▶ [GIVEN PROBLEM] How many lines in the entries below contain "upon"? Answer with the number only.

▶ [MATERIAL]

— Begin —

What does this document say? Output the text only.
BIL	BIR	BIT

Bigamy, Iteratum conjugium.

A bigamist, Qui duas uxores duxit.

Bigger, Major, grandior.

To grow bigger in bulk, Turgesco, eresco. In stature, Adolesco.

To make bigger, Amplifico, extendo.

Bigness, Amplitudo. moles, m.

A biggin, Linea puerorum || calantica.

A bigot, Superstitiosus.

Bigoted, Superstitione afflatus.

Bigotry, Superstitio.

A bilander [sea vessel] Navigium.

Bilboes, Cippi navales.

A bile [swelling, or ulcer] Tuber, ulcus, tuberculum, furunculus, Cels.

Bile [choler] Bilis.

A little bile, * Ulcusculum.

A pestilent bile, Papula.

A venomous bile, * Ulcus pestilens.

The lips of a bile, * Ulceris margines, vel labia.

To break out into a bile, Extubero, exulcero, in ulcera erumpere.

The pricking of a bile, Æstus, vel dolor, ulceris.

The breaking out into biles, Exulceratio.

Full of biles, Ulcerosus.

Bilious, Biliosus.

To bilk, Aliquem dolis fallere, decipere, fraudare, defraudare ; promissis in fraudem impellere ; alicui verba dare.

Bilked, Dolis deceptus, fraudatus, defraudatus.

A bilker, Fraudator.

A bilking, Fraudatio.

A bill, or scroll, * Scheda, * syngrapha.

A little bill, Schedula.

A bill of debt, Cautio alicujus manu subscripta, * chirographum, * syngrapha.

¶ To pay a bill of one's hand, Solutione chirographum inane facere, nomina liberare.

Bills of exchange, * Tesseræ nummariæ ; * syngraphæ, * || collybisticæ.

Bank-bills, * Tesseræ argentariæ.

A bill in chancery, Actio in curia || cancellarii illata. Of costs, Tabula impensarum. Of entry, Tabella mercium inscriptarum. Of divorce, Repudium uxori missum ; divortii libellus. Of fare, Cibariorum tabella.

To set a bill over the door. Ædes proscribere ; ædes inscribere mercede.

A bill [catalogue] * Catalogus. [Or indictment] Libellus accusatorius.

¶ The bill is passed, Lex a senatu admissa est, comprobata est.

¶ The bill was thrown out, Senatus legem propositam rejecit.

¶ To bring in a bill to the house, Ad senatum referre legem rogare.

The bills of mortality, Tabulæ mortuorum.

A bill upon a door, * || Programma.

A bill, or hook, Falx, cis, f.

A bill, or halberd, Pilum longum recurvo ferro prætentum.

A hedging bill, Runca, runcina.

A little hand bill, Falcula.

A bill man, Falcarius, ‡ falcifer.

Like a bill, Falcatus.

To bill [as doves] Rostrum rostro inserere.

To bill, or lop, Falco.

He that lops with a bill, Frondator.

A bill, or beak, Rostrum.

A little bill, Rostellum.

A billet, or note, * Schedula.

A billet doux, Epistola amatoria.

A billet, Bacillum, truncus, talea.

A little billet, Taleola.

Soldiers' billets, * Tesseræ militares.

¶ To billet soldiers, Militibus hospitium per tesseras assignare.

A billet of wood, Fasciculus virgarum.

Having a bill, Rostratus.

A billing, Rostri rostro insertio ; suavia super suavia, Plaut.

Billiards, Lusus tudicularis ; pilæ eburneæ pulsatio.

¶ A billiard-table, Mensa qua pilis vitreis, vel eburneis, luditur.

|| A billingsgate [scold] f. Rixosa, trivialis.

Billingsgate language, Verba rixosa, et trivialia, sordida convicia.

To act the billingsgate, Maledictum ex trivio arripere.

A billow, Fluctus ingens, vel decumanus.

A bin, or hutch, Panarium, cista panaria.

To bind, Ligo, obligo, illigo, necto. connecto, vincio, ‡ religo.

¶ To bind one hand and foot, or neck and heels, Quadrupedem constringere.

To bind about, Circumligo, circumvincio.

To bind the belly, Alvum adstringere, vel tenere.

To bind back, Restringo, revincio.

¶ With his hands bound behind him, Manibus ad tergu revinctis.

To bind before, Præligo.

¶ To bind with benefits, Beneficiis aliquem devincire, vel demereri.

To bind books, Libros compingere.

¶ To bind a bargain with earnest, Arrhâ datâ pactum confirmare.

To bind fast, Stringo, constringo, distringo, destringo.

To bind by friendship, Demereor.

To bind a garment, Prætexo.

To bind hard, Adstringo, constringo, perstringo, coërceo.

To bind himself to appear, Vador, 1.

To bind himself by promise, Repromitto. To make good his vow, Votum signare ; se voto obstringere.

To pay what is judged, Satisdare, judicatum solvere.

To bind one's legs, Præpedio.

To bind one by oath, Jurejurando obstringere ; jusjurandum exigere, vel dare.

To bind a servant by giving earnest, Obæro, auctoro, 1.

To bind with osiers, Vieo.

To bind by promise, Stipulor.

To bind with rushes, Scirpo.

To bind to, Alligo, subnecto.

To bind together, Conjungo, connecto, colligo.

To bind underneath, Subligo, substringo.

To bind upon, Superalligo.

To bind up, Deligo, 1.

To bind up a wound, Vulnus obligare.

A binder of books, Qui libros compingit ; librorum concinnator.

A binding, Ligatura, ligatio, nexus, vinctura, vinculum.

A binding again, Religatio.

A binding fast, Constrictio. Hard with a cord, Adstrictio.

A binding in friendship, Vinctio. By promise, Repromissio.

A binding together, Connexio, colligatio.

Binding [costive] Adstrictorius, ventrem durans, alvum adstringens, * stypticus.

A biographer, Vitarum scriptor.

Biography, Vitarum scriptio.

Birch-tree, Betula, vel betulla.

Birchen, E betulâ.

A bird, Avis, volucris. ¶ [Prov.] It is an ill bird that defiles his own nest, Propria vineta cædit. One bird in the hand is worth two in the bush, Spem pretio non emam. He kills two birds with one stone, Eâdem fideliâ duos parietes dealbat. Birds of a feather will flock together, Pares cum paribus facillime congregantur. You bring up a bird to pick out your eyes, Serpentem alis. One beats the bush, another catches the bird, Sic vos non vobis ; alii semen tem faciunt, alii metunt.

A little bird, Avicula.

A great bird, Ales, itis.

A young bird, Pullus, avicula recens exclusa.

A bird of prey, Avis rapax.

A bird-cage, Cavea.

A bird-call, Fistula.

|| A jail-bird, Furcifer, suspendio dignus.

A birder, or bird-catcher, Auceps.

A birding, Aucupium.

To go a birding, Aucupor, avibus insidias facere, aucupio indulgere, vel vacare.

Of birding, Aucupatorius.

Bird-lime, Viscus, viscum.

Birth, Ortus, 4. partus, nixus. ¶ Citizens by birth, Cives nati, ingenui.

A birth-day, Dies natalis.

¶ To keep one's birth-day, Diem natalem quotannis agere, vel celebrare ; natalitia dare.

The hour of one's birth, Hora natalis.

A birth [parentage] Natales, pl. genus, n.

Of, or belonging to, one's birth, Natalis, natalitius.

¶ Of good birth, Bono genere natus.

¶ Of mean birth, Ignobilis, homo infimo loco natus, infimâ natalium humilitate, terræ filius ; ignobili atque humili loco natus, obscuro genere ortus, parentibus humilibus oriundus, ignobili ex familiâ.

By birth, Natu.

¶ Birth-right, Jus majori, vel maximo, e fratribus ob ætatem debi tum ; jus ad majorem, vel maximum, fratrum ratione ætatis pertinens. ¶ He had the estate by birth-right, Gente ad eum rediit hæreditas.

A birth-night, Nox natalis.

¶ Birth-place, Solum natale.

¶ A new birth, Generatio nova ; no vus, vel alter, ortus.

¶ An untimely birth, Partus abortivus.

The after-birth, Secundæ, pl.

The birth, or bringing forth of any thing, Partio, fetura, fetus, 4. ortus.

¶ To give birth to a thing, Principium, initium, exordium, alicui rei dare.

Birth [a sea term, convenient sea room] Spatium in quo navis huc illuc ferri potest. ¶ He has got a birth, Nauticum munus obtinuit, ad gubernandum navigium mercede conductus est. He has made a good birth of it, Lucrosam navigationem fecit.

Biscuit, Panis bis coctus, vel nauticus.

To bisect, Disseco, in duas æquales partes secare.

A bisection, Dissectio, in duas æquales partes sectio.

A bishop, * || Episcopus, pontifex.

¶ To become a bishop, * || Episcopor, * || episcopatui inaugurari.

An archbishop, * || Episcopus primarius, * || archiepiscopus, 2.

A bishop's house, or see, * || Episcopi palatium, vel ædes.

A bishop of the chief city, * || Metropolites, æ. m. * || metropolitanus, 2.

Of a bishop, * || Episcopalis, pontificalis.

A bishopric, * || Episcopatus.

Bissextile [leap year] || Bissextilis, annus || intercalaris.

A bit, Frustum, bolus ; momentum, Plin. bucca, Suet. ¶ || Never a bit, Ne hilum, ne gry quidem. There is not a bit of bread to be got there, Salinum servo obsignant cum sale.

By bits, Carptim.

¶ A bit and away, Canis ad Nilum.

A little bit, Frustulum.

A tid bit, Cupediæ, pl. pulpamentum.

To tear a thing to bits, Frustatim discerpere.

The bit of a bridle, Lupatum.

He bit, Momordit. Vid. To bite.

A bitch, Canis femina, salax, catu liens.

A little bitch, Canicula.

— End —

▶ [ANSWER TO THE PROBLEM] 2